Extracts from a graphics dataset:
···

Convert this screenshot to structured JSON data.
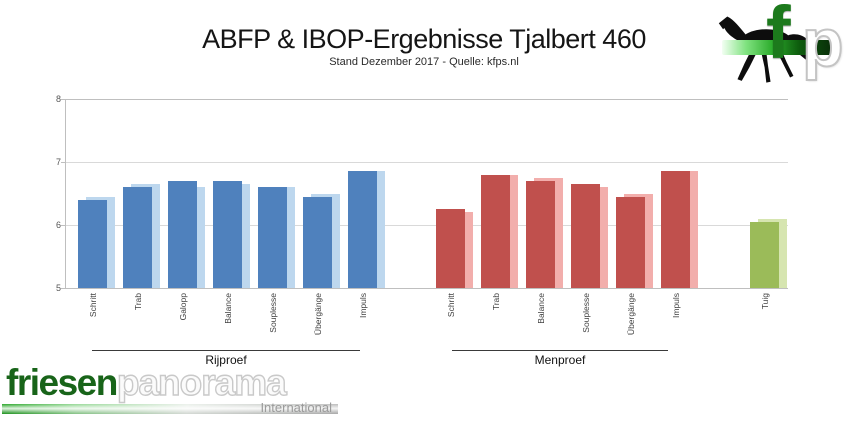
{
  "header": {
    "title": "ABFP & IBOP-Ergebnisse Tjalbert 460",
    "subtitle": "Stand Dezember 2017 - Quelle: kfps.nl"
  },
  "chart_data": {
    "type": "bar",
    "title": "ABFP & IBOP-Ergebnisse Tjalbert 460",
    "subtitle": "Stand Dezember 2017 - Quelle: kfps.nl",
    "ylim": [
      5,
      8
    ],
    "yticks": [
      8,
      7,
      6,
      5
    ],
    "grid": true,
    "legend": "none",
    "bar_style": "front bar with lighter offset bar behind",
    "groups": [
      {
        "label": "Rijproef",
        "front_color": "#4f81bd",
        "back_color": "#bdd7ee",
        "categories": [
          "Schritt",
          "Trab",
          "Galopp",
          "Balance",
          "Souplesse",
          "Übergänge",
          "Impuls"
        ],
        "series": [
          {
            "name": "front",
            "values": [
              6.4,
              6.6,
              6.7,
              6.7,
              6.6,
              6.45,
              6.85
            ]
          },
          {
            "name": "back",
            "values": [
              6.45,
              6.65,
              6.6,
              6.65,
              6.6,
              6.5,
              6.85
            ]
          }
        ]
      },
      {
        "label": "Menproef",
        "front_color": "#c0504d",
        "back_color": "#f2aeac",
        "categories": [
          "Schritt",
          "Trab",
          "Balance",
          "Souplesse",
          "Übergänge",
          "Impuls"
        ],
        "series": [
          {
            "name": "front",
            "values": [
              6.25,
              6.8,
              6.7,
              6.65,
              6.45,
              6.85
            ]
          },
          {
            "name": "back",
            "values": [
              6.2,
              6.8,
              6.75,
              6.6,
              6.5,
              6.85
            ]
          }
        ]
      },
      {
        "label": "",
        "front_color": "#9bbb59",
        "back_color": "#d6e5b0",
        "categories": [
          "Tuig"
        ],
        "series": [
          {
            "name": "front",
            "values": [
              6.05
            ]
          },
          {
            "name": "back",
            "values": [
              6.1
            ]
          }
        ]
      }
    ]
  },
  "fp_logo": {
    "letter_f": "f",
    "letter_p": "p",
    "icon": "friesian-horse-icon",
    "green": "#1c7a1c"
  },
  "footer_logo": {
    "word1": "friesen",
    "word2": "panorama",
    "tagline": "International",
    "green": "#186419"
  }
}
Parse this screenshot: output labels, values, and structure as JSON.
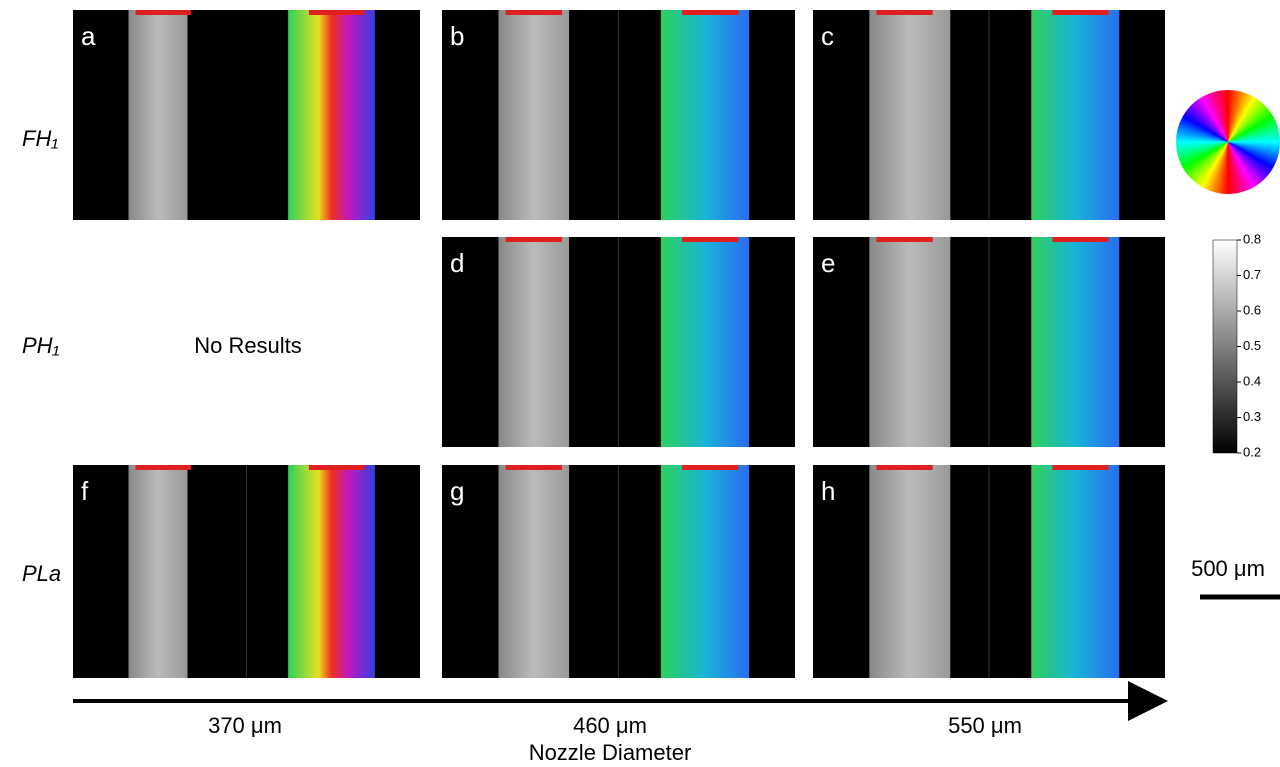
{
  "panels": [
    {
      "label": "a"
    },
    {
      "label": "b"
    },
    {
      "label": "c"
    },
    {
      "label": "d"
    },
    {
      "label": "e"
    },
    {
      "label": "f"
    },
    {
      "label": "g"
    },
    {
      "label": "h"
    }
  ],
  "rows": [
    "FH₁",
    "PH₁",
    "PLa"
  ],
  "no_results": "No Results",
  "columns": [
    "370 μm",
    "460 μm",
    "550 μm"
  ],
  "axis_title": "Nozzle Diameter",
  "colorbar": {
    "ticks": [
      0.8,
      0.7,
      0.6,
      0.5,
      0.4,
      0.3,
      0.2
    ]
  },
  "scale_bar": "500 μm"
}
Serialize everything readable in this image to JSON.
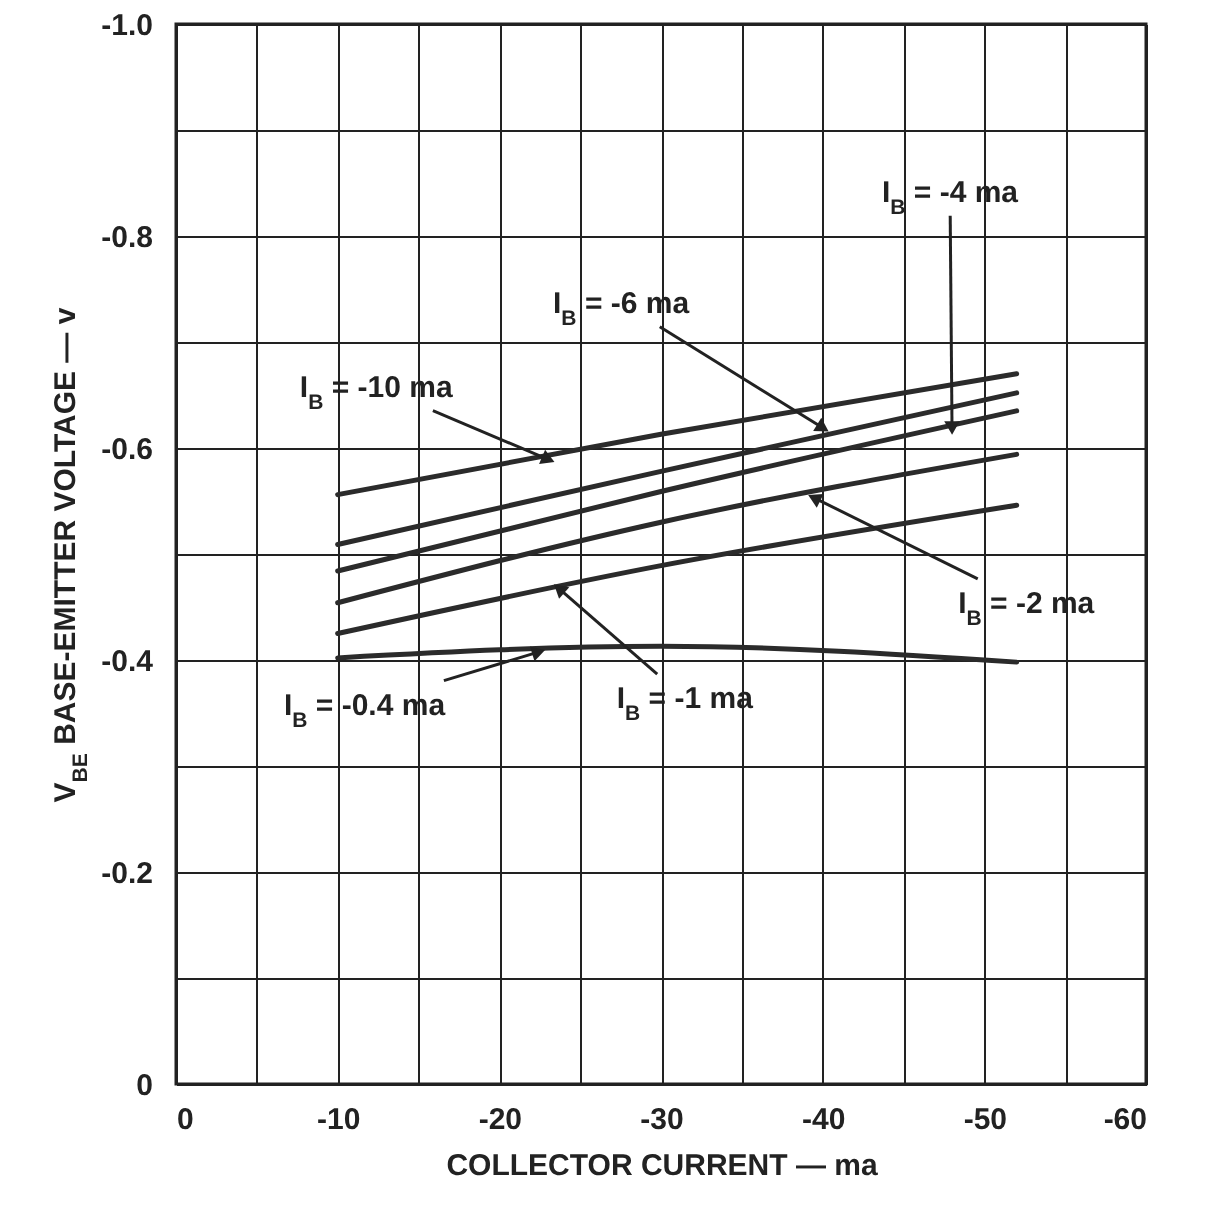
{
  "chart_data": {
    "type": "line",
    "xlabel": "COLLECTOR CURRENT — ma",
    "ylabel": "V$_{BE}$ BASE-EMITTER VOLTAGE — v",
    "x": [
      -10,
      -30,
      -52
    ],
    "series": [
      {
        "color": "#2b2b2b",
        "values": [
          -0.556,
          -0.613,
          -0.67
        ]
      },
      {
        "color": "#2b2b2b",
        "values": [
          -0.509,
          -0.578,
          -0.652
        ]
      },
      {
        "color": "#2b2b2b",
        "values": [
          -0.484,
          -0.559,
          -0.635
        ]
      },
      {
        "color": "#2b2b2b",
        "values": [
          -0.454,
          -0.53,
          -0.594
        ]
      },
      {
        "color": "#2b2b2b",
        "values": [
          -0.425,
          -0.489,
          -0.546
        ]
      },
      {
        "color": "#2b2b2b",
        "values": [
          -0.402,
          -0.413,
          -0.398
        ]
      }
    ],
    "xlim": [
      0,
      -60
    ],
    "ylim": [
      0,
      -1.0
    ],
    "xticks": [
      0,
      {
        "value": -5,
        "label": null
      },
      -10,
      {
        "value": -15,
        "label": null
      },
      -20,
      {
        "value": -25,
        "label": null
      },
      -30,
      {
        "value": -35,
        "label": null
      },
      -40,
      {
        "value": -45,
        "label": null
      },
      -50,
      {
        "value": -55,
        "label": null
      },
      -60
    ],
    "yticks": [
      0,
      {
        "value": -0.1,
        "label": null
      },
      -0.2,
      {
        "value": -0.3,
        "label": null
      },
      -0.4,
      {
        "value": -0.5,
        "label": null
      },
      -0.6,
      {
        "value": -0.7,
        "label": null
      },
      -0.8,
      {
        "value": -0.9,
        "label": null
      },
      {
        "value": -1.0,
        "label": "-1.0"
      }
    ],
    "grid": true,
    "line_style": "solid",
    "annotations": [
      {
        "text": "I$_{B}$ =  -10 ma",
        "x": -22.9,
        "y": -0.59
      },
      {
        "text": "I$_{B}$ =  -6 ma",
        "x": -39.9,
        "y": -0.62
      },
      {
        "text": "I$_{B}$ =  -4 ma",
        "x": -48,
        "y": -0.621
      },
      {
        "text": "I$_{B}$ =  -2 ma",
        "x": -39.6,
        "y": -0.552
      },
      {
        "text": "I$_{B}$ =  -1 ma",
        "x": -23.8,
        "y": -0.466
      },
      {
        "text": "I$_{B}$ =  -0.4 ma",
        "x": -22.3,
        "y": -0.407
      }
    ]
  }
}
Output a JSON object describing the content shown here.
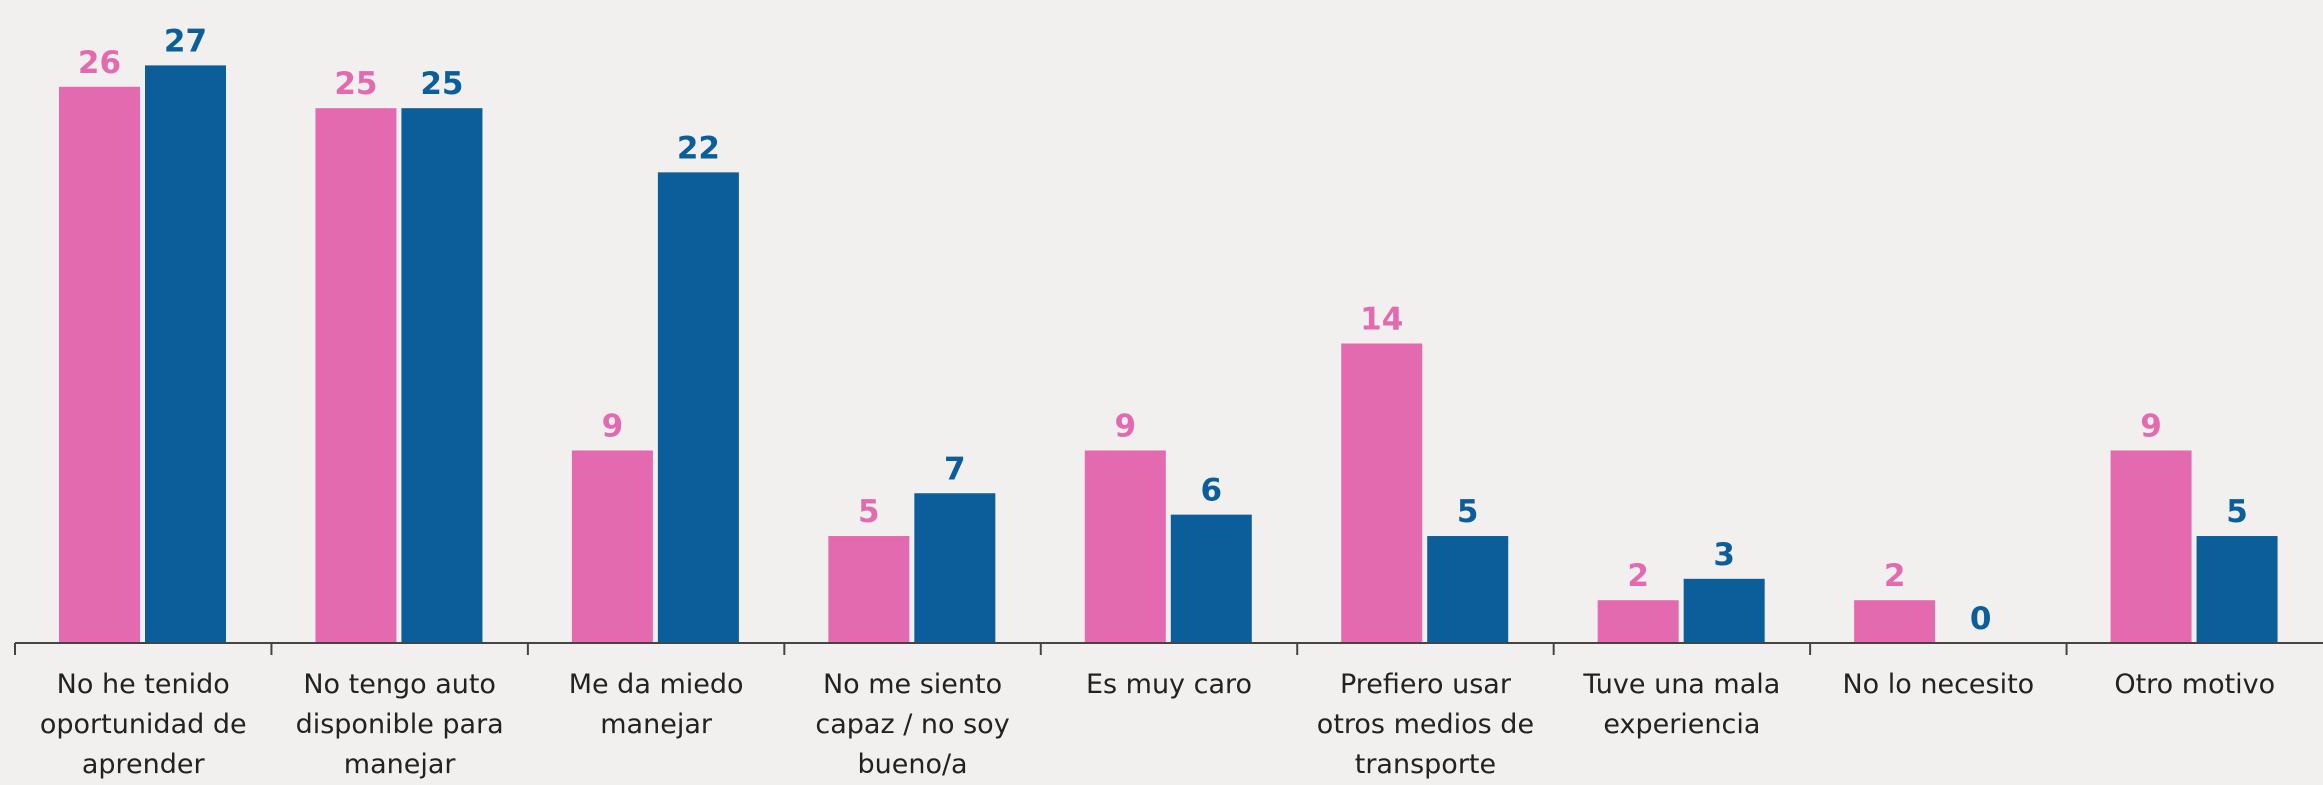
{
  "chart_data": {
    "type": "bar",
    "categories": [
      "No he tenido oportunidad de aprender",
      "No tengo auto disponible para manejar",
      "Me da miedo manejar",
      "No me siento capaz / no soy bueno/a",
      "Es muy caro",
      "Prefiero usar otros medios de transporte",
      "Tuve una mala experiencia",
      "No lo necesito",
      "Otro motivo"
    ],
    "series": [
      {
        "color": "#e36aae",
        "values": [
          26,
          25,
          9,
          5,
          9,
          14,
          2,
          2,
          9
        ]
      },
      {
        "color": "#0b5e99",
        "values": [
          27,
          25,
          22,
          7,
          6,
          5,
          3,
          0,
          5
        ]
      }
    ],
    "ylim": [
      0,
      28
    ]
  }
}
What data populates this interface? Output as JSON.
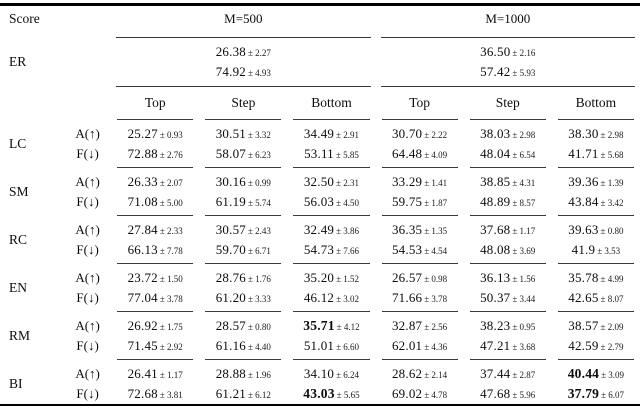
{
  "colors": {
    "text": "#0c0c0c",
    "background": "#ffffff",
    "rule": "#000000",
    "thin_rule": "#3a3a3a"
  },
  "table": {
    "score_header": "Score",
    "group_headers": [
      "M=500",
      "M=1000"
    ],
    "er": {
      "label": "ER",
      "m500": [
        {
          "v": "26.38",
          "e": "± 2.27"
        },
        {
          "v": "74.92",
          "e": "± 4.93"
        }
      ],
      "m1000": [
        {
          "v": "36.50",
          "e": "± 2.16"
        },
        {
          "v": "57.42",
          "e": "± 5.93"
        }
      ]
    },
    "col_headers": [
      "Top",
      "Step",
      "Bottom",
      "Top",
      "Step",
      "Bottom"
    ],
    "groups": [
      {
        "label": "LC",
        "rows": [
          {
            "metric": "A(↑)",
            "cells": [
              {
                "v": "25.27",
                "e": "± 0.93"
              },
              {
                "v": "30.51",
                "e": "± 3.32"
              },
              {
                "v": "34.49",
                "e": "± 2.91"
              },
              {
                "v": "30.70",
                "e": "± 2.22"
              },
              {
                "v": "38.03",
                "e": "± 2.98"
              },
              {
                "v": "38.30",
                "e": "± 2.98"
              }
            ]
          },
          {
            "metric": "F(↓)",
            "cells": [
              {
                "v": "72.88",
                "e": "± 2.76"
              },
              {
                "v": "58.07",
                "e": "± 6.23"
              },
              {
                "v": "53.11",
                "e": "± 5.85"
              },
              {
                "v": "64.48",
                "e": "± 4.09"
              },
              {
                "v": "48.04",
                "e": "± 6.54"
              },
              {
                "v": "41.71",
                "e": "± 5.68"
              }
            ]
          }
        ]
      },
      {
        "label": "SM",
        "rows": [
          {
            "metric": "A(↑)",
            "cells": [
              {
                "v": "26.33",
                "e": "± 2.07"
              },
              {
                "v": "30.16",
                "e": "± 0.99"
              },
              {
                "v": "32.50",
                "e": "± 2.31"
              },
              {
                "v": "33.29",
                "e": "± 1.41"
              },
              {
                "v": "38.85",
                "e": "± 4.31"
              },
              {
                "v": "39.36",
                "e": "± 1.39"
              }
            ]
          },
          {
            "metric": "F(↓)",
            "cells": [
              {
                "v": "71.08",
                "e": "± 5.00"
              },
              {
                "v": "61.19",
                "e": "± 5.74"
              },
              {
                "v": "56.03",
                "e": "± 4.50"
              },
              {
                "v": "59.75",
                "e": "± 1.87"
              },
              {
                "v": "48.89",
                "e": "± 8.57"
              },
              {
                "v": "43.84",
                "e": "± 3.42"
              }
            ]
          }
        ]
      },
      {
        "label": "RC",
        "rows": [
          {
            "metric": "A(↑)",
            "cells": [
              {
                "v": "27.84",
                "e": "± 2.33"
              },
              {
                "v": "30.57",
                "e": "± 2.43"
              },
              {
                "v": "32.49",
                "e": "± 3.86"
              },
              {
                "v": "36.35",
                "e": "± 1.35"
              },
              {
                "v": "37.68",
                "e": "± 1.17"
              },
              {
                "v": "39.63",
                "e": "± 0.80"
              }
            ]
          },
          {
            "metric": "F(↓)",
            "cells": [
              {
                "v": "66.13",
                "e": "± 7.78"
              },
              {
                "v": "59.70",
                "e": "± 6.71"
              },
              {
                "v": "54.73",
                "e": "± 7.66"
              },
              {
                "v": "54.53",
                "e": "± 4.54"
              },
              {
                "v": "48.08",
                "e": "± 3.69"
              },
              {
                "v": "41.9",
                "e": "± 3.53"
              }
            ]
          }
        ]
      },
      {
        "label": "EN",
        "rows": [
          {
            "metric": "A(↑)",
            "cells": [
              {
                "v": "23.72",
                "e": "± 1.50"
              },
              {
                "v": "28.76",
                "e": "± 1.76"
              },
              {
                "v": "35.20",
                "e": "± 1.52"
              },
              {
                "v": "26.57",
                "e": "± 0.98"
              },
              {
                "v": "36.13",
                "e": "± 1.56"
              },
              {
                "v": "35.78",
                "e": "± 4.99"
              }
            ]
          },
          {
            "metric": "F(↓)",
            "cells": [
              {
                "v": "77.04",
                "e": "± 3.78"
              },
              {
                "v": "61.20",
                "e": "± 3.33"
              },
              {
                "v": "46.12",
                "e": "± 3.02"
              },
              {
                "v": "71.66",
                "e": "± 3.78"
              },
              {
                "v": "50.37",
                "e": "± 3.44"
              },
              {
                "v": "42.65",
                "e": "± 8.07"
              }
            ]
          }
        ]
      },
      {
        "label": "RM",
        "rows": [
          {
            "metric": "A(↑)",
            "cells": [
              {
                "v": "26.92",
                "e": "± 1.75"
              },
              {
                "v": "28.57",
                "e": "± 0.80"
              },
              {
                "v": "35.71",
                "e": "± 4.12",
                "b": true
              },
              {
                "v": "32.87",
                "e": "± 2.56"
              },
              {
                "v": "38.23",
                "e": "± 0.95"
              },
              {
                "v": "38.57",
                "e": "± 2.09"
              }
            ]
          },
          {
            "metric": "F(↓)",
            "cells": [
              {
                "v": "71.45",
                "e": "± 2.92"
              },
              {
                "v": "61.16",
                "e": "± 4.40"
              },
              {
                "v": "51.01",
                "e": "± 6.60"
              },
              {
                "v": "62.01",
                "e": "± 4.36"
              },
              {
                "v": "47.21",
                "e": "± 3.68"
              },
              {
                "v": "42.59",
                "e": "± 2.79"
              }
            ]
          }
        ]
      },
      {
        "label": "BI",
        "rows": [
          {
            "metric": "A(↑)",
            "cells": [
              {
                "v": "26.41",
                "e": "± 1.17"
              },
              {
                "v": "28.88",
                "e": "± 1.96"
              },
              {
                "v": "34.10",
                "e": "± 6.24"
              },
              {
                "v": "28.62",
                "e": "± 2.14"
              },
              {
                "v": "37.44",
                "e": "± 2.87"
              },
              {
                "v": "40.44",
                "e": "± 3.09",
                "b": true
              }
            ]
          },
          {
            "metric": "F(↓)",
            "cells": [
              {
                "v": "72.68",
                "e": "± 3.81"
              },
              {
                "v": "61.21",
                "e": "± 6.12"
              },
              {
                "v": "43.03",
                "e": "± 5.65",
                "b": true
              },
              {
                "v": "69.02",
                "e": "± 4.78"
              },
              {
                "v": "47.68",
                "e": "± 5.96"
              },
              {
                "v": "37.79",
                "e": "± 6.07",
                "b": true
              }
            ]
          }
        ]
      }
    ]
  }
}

···

* What is needed
Only lines with the word "JSON" are wanted, so copy each one from the records.

* Solution for this problem
Convert this screenshot to structured JSON data.
Parse this screenshot: output labels, values, and structure as JSON.
Serialize everything readable in this image to JSON.
Output a JSON object describing the content shown here.
What data populates this interface? Output as JSON.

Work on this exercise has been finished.